Give every line of the material again, exactly as written.

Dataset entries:
────────────────────
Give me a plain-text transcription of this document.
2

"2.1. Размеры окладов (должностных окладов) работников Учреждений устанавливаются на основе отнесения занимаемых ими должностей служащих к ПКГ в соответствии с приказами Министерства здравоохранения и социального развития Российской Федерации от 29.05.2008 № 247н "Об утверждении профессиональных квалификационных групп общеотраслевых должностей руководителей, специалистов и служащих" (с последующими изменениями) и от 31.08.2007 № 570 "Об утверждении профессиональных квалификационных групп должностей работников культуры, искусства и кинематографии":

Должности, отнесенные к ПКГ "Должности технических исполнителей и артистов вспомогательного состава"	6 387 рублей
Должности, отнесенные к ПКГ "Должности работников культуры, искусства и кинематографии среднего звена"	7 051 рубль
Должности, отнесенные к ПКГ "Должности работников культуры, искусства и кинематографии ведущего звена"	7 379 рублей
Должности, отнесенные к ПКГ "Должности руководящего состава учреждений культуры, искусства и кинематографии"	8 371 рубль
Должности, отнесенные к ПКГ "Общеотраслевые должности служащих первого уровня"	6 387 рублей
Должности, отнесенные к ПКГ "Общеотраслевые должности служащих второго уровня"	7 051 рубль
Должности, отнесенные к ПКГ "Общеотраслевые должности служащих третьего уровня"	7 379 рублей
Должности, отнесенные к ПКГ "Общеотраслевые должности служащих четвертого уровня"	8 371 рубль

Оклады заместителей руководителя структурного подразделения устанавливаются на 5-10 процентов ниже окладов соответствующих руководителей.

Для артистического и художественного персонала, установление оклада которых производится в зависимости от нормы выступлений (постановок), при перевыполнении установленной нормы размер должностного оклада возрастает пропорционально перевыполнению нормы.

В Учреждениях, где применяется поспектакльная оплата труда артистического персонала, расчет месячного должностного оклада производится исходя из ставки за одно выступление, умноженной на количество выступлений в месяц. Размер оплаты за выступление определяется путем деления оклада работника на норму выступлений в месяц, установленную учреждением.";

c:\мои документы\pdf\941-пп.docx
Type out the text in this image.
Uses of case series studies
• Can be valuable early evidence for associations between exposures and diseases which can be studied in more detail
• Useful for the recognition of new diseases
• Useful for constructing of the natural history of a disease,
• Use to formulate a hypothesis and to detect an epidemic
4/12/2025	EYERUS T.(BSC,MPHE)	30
────────────────────
* _Finished exercise_
Give me a plain-text transcription of this document.
2

"2.1. Размеры окладов (должностных окладов) работников Учреждений устанавливаются на основе отнесения занимаемых ими должностей служащих к ПКГ в соответствии с приказами Министерства здравоохранения и социального развития Российской Федерации от 29.05.2008 № 247н "Об утверждении профессиональных квалификационных групп общеотраслевых должностей руководителей, специалистов и служащих" (с последующими изменениями) и от 31.08.2007 № 570 "Об утверждении профессиональных квалификационных групп должностей работников культуры, искусства и кинематографии":

Должности, отнесенные к ПКГ "Должности технических исполнителей и артистов вспомогательного состава"	6 387 рублей
Должности, отнесенные к ПКГ "Должности работников культуры, искусства и кинематографии среднего звена"	7 051 рубль
Должности, отнесенные к ПКГ "Должности работников культуры, искусства и кинематографии ведущего звена"	7 379 рублей
Должности, отнесенные к ПКГ "Должности руководящего состава учреждений культуры, искусства и кинематографии"	8 371 рубль
Должности, отнесенные к ПКГ "Общеотраслевые должности служащих первого уровня"	6 387 рублей
Должности, отнесенные к ПКГ "Общеотраслевые должности служащих второго уровня"	7 051 рубль
Должности, отнесенные к ПКГ "Общеотраслевые должности служащих третьего уровня"	7 379 рублей
Должности, отнесенные к ПКГ "Общеотраслевые должности служащих четвертого уровня"	8 371 рубль

Оклады заместителей руководителя структурного подразделения устанавливаются на 5-10 процентов ниже окладов соответствующих руководителей.

Для артистического и художественного персонала, установление оклада которых производится в зависимости от нормы выступлений (постановок), при перевыполнении установленной нормы размер должностного оклада возрастает пропорционально перевыполнению нормы.

В Учреждениях, где применяется поспектакльная оплата труда артистического персонала, расчет месячного должностного оклада производится исходя из ставки за одно выступление, умноженной на количество выступлений в месяц. Размер оплаты за выступление определяется путем деления оклада работника на норму выступлений в месяц, установленную учреждением.";

c:\мои документы\pdf\941-пп.docx
Type out the text in this image.
Uses of case series studies
• Can be valuable early evidence for associations between exposures and diseases which can be studied in more detail
• Useful for the recognition of new diseases
• Useful for constructing of the natural history of a disease,
• Use to formulate a hypothesis and to detect an epidemic
4/12/2025	EYERUS T.(BSC,MPHE)	30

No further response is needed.